MATERIAL FOR THIS EXERCISE >>
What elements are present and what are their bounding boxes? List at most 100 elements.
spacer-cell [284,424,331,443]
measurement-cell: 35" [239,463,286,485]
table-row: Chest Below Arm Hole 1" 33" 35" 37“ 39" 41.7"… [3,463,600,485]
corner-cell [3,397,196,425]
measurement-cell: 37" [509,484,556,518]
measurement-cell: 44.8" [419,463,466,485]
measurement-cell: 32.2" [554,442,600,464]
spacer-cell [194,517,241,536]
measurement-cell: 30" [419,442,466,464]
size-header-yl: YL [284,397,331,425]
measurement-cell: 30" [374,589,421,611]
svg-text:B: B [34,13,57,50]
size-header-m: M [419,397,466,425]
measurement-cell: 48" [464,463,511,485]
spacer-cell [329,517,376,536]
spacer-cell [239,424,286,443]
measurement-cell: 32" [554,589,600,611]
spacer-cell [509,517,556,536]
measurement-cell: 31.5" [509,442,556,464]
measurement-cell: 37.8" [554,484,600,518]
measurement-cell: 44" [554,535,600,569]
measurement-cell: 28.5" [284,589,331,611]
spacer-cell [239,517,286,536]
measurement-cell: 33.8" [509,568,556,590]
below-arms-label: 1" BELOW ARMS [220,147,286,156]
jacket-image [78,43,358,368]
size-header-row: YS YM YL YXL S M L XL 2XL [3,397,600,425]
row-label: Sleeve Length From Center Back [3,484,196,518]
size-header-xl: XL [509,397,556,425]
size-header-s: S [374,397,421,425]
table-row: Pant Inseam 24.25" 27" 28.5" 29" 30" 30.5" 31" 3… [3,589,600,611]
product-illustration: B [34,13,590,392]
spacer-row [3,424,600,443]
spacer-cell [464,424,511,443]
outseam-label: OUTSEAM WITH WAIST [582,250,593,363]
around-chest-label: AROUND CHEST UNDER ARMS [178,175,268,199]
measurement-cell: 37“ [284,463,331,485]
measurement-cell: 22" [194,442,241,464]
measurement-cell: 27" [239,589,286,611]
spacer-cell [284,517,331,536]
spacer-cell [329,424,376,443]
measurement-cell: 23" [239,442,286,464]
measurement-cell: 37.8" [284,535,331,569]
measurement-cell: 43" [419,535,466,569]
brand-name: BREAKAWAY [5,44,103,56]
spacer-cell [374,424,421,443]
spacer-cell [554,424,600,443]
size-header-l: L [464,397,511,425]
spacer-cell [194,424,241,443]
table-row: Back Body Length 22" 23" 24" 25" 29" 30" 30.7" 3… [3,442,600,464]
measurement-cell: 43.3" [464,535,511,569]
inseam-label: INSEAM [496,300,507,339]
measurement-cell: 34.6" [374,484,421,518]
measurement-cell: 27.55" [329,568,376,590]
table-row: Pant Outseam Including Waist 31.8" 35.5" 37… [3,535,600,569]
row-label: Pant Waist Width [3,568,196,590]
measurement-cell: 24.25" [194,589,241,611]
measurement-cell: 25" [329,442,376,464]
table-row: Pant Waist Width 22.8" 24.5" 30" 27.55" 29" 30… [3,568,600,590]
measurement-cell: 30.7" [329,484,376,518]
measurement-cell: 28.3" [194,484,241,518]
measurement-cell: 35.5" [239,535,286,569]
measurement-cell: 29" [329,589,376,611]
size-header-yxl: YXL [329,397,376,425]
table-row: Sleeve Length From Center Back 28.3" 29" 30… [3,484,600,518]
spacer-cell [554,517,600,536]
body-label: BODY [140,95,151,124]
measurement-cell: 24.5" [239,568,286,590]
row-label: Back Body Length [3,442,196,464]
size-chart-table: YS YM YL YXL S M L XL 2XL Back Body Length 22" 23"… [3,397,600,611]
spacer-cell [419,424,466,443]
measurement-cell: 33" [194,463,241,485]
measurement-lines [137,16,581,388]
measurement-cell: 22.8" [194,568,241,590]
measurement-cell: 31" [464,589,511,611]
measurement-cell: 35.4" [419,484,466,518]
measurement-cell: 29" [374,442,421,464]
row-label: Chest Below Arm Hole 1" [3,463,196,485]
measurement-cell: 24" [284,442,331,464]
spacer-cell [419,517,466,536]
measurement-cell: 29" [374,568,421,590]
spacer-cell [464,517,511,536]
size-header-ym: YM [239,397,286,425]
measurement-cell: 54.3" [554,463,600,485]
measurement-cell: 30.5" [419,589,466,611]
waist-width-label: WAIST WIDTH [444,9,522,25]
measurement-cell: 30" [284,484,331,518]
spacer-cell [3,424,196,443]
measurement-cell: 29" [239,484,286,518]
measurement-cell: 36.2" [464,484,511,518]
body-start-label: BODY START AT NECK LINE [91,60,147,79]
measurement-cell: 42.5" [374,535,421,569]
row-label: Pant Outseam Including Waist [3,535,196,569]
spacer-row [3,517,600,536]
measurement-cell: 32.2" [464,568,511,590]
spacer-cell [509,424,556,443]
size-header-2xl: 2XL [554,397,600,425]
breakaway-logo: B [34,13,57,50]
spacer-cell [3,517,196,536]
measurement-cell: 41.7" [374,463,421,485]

EXERCISE AIM >>
Reproduce the entries above word for word.

THE SOLUTION >>
What elements are present and what are their bounding boxes? List at most 100 elements.
spacer-cell [284,424,331,443]
measurement-cell: 35" [239,463,286,485]
table-row: Chest Below Arm Hole 1" 33" 35" 37“ 39" 41.7"… [3,463,600,485]
corner-cell [3,397,196,425]
measurement-cell: 37" [509,484,556,518]
measurement-cell: 44.8" [419,463,466,485]
measurement-cell: 32.2" [554,442,600,464]
spacer-cell [194,517,241,536]
measurement-cell: 30" [419,442,466,464]
size-header-yl: YL [284,397,331,425]
measurement-cell: 30" [374,589,421,611]
svg-text:B: B [34,13,57,50]
size-header-m: M [419,397,466,425]
measurement-cell: 48" [464,463,511,485]
spacer-cell [329,517,376,536]
spacer-cell [239,424,286,443]
measurement-cell: 32" [554,589,600,611]
spacer-cell [509,517,556,536]
measurement-cell: 31.5" [509,442,556,464]
measurement-cell: 37.8" [554,484,600,518]
measurement-cell: 44" [554,535,600,569]
measurement-cell: 28.5" [284,589,331,611]
spacer-cell [239,517,286,536]
measurement-cell: 33.8" [509,568,556,590]
below-arms-label: 1" BELOW ARMS [220,147,286,156]
jacket-image [78,43,358,368]
size-header-row: YS YM YL YXL S M L XL 2XL [3,397,600,425]
row-label: Sleeve Length From Center Back [3,484,196,518]
size-header-xl: XL [509,397,556,425]
size-header-s: S [374,397,421,425]
table-row: Pant Inseam 24.25" 27" 28.5" 29" 30" 30.5" 31" 3… [3,589,600,611]
product-illustration: B [34,13,590,392]
spacer-row [3,424,600,443]
spacer-cell [464,424,511,443]
outseam-label: OUTSEAM WITH WAIST [582,250,593,363]
around-chest-label: AROUND CHEST UNDER ARMS [178,175,268,199]
measurement-cell: 37“ [284,463,331,485]
measurement-cell: 22" [194,442,241,464]
measurement-cell: 27" [239,589,286,611]
spacer-cell [284,517,331,536]
spacer-cell [329,424,376,443]
measurement-cell: 23" [239,442,286,464]
measurement-cell: 37.8" [284,535,331,569]
measurement-cell: 43" [419,535,466,569]
brand-name: BREAKAWAY [5,44,103,56]
spacer-cell [374,424,421,443]
spacer-cell [554,424,600,443]
size-header-l: L [464,397,511,425]
spacer-cell [194,424,241,443]
table-row: Back Body Length 22" 23" 24" 25" 29" 30" 30.7" 3… [3,442,600,464]
measurement-cell: 43.3" [464,535,511,569]
inseam-label: INSEAM [496,300,507,339]
measurement-cell: 34.6" [374,484,421,518]
measurement-cell: 27.55" [329,568,376,590]
table-row: Pant Outseam Including Waist 31.8" 35.5" 37… [3,535,600,569]
row-label: Pant Waist Width [3,568,196,590]
measurement-cell: 24.25" [194,589,241,611]
measurement-cell: 25" [329,442,376,464]
table-row: Pant Waist Width 22.8" 24.5" 30" 27.55" 29" 30… [3,568,600,590]
measurement-cell: 30.7" [329,484,376,518]
measurement-cell: 28.3" [194,484,241,518]
measurement-cell: 35.5" [239,535,286,569]
measurement-cell: 29" [329,589,376,611]
size-header-yxl: YXL [329,397,376,425]
table-row: Sleeve Length From Center Back 28.3" 29" 30… [3,484,600,518]
spacer-cell [554,517,600,536]
body-label: BODY [140,95,151,124]
measurement-cell: 24.5" [239,568,286,590]
row-label: Back Body Length [3,442,196,464]
size-chart-table: YS YM YL YXL S M L XL 2XL Back Body Length 22" 23"… [3,397,600,611]
spacer-cell [419,424,466,443]
measurement-cell: 33" [194,463,241,485]
measurement-lines [137,16,581,388]
measurement-cell: 22.8" [194,568,241,590]
measurement-cell: 31" [464,589,511,611]
measurement-cell: 35.4" [419,484,466,518]
measurement-cell: 29" [374,442,421,464]
row-label: Chest Below Arm Hole 1" [3,463,196,485]
measurement-cell: 24" [284,442,331,464]
spacer-cell [419,517,466,536]
measurement-cell: 29" [374,568,421,590]
spacer-cell [464,517,511,536]
size-header-ym: YM [239,397,286,425]
measurement-cell: 54.3" [554,463,600,485]
measurement-cell: 30.5" [419,589,466,611]
waist-width-label: WAIST WIDTH [444,9,522,25]
measurement-cell: 30" [284,484,331,518]
spacer-cell [3,424,196,443]
measurement-cell: 29" [239,484,286,518]
measurement-cell: 36.2" [464,484,511,518]
body-start-label: BODY START AT NECK LINE [91,60,147,79]
measurement-cell: 42.5" [374,535,421,569]
row-label: Pant Outseam Including Waist [3,535,196,569]
spacer-row [3,517,600,536]
measurement-cell: 32.2" [464,568,511,590]
spacer-cell [509,424,556,443]
size-header-2xl: 2XL [554,397,600,425]
breakaway-logo: B [34,13,57,50]
spacer-cell [3,517,196,536]
measurement-cell: 41.7" [374,463,421,485]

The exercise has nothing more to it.